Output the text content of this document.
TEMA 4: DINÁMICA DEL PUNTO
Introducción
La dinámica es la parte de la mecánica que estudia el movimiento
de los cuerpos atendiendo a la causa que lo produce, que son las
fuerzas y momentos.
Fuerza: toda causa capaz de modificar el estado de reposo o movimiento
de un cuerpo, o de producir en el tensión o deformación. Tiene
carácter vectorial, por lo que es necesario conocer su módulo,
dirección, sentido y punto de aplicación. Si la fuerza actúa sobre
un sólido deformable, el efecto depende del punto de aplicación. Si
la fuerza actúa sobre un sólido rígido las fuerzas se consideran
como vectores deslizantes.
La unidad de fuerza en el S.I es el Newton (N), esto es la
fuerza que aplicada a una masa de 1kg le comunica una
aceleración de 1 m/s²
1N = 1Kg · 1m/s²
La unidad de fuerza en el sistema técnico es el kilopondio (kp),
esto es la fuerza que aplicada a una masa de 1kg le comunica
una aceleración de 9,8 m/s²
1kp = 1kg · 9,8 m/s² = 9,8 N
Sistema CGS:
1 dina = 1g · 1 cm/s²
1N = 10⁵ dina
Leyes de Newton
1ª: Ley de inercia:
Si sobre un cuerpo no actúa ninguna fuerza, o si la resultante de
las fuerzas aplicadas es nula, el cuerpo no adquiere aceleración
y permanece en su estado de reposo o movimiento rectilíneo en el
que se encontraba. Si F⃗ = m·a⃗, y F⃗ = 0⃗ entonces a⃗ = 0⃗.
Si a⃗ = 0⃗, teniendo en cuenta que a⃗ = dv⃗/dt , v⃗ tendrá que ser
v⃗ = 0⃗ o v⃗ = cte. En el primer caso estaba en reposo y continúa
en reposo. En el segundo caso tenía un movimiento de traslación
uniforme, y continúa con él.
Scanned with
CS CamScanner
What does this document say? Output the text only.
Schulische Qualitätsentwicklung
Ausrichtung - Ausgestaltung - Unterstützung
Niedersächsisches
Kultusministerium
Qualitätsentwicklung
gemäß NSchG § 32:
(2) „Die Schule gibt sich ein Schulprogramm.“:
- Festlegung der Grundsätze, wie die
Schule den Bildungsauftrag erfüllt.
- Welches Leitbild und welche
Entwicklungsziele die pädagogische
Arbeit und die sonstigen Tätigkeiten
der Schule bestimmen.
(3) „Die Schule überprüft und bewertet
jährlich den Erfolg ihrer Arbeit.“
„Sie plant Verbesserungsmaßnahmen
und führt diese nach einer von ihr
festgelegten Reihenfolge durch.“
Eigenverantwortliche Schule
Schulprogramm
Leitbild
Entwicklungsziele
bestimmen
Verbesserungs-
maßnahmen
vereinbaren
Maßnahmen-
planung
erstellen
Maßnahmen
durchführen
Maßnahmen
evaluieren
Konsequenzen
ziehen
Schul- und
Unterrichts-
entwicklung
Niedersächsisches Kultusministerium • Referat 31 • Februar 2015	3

※

PROBLEM DETAILS — Copy each record from above without leaving any out.

THE ANSWER —
Output the text content of this document.
TEMA 4: DINÁMICA DEL PUNTO
Introducción
La dinámica es la parte de la mecánica que estudia el movimiento
de los cuerpos atendiendo a la causa que lo produce, que son las
fuerzas y momentos.
Fuerza: toda causa capaz de modificar el estado de reposo o movimiento
de un cuerpo, o de producir en el tensión o deformación. Tiene
carácter vectorial, por lo que es necesario conocer su módulo,
dirección, sentido y punto de aplicación. Si la fuerza actúa sobre
un sólido deformable, el efecto depende del punto de aplicación. Si
la fuerza actúa sobre un sólido rígido las fuerzas se consideran
como vectores deslizantes.
La unidad de fuerza en el S.I es el Newton (N), esto es la
fuerza que aplicada a una masa de 1kg le comunica una
aceleración de 1 m/s²
1N = 1Kg · 1m/s²
La unidad de fuerza en el sistema técnico es el kilopondio (kp),
esto es la fuerza que aplicada a una masa de 1kg le comunica
una aceleración de 9,8 m/s²
1kp = 1kg · 9,8 m/s² = 9,8 N
Sistema CGS:
1 dina = 1g · 1 cm/s²
1N = 10⁵ dina
Leyes de Newton
1ª: Ley de inercia:
Si sobre un cuerpo no actúa ninguna fuerza, o si la resultante de
las fuerzas aplicadas es nula, el cuerpo no adquiere aceleración
y permanece en su estado de reposo o movimiento rectilíneo en el
que se encontraba. Si F⃗ = m·a⃗, y F⃗ = 0⃗ entonces a⃗ = 0⃗.
Si a⃗ = 0⃗, teniendo en cuenta que a⃗ = dv⃗/dt , v⃗ tendrá que ser
v⃗ = 0⃗ o v⃗ = cte. En el primer caso estaba en reposo y continúa
en reposo. En el segundo caso tenía un movimiento de traslación
uniforme, y continúa con él.
Scanned with
CS CamScanner
What does this document say? Output the text only.
Schulische Qualitätsentwicklung
Ausrichtung - Ausgestaltung - Unterstützung
Niedersächsisches
Kultusministerium
Qualitätsentwicklung
gemäß NSchG § 32:
(2) „Die Schule gibt sich ein Schulprogramm.“:
- Festlegung der Grundsätze, wie die
Schule den Bildungsauftrag erfüllt.
- Welches Leitbild und welche
Entwicklungsziele die pädagogische
Arbeit und die sonstigen Tätigkeiten
der Schule bestimmen.
(3) „Die Schule überprüft und bewertet
jährlich den Erfolg ihrer Arbeit.“
„Sie plant Verbesserungsmaßnahmen
und führt diese nach einer von ihr
festgelegten Reihenfolge durch.“
Eigenverantwortliche Schule
Schulprogramm
Leitbild
Entwicklungsziele
bestimmen
Verbesserungs-
maßnahmen
vereinbaren
Maßnahmen-
planung
erstellen
Maßnahmen
durchführen
Maßnahmen
evaluieren
Konsequenzen
ziehen
Schul- und
Unterrichts-
entwicklung
Niedersächsisches Kultusministerium • Referat 31 • Februar 2015	3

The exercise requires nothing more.